- **YOUR GOAL**: Write the entries out again exactly; any picture among them gets left out.

Stored data entries:
=======

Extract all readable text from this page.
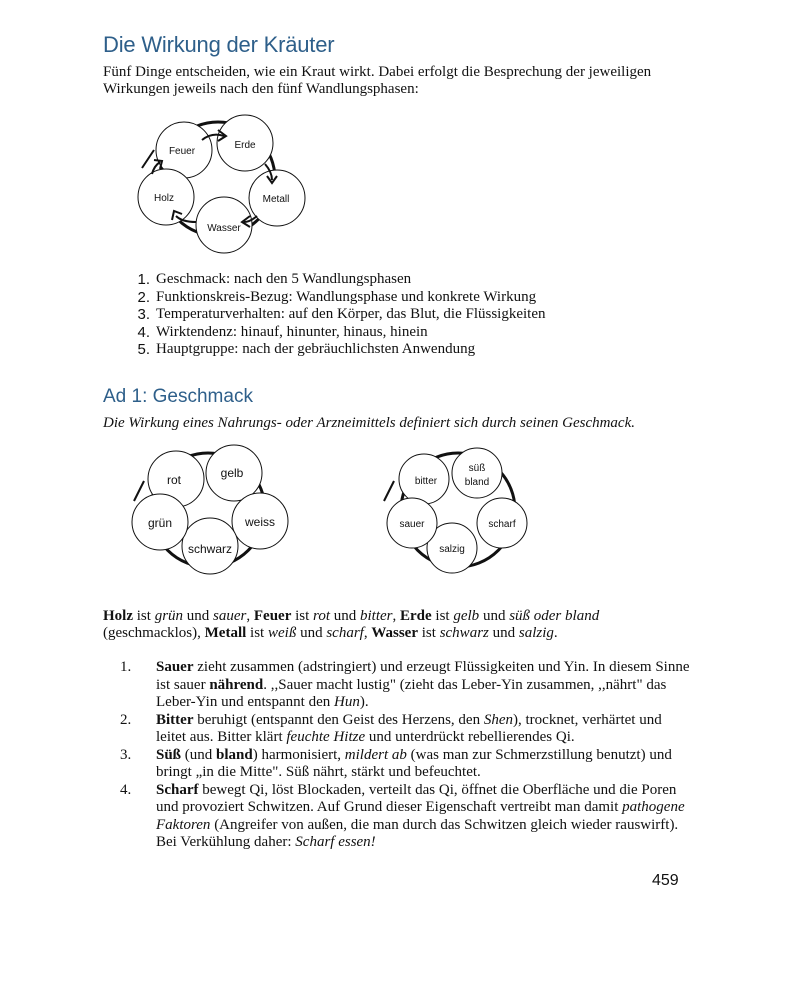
Die Wirkung der Kräuter

Fünf Dinge entscheiden, wie ein Kraut wirkt. Dabei erfolgt die Besprechung der jeweiligen Wirkungen jeweils nach den fünf Wandlungsphasen:

Feuer
Erde
Metall
Wasser
Holz
1. Geschmack: nach den 5 Wandlungsphasen
2. Funktionskreis-Bezug: Wandlungsphase und konkrete Wirkung
3. Temperaturverhalten: auf den Körper, das Blut, die Flüssigkeiten
4. Wirktendenz: hinauf, hinunter, hinaus, hinein
5. Hauptgruppe: nach der gebräuchlichsten Anwendung
Ad 1: Geschmack

Die Wirkung eines Nahrungs- oder Arzneimittels definiert sich durch seinen Geschmack.

rot	gelb
weiss
schwarz
grün
bitter
süß
bland
scharf
salzig
sauer

Holz ist grün und sauer, Feuer ist rot und bitter, Erde ist gelb und süß oder bland (geschmacklos), Metall ist weiß und scharf, Wasser ist schwarz und salzig.

1.	Sauer zieht zusammen (adstringiert) und erzeugt Flüssigkeiten und Yin. In diesem Sinne ist sauer nährend. ,,Sauer macht lustig" (zieht das Leber-Yin zusammen, ,,nährt" das Leber-Yin und entspannt den Hun).
2.	Bitter beruhigt (entspannt den Geist des Herzens, den Shen), trocknet, verhärtet und leitet aus. Bitter klärt feuchte Hitze und unterdrückt rebellierendes Qi.
3.	Süß (und bland) harmonisiert, mildert ab (was man zur Schmerzstillung benutzt) und bringt „in die Mitte". Süß nährt, stärkt und befeuchtet.
4.	Scharf bewegt Qi, löst Blockaden, verteilt das Qi, öffnet die Oberfläche und die Poren und provoziert Schwitzen. Auf Grund dieser Eigenschaft vertreibt man damit pathogene Faktoren (Angreifer von außen, die man durch das Schwitzen gleich wieder rauswirft). Bei Verkühlung daher: Scharf essen!
459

=======

- **OUTPUT**:
Extract all readable text from this page.
Die Wirkung der Kräuter

Fünf Dinge entscheiden, wie ein Kraut wirkt. Dabei erfolgt die Besprechung der jeweiligen Wirkungen jeweils nach den fünf Wandlungsphasen:

Feuer
Erde
Metall
Wasser
Holz
1. Geschmack: nach den 5 Wandlungsphasen
2. Funktionskreis-Bezug: Wandlungsphase und konkrete Wirkung
3. Temperaturverhalten: auf den Körper, das Blut, die Flüssigkeiten
4. Wirktendenz: hinauf, hinunter, hinaus, hinein
5. Hauptgruppe: nach der gebräuchlichsten Anwendung
Ad 1: Geschmack

Die Wirkung eines Nahrungs- oder Arzneimittels definiert sich durch seinen Geschmack.

rot	gelb
weiss
schwarz
grün
bitter
süß
bland
scharf
salzig
sauer

Holz ist grün und sauer, Feuer ist rot und bitter, Erde ist gelb und süß oder bland (geschmacklos), Metall ist weiß und scharf, Wasser ist schwarz und salzig.

1.	Sauer zieht zusammen (adstringiert) und erzeugt Flüssigkeiten und Yin. In diesem Sinne ist sauer nährend. ,,Sauer macht lustig" (zieht das Leber-Yin zusammen, ,,nährt" das Leber-Yin und entspannt den Hun).
2.	Bitter beruhigt (entspannt den Geist des Herzens, den Shen), trocknet, verhärtet und leitet aus. Bitter klärt feuchte Hitze und unterdrückt rebellierendes Qi.
3.	Süß (und bland) harmonisiert, mildert ab (was man zur Schmerzstillung benutzt) und bringt „in die Mitte". Süß nährt, stärkt und befeuchtet.
4.	Scharf bewegt Qi, löst Blockaden, verteilt das Qi, öffnet die Oberfläche und die Poren und provoziert Schwitzen. Auf Grund dieser Eigenschaft vertreibt man damit pathogene Faktoren (Angreifer von außen, die man durch das Schwitzen gleich wieder rauswirft). Bei Verkühlung daher: Scharf essen!
459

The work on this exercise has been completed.